§ WHAT THE TASK ASKS: Gather the lines from the material that contain "cliente".

===== EXERCISE INPUT =====

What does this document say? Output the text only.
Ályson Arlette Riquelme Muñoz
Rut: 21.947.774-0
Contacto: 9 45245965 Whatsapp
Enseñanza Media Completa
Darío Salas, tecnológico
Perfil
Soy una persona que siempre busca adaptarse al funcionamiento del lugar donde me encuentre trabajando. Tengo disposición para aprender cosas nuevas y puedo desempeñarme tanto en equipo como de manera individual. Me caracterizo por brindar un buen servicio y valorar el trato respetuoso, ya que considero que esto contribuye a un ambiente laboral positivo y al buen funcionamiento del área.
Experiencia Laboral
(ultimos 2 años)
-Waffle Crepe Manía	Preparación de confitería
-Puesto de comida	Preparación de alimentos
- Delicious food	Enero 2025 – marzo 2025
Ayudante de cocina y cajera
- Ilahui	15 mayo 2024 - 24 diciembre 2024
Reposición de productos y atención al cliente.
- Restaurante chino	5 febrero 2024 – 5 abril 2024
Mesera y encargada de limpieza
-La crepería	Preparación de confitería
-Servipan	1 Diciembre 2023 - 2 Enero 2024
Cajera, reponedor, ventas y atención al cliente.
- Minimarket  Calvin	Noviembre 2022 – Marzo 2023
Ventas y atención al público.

=====

§ THE COMPLETED TASK:
Reposición de productos y atención al cliente.
Cajera, reponedor, ventas y atención al cliente.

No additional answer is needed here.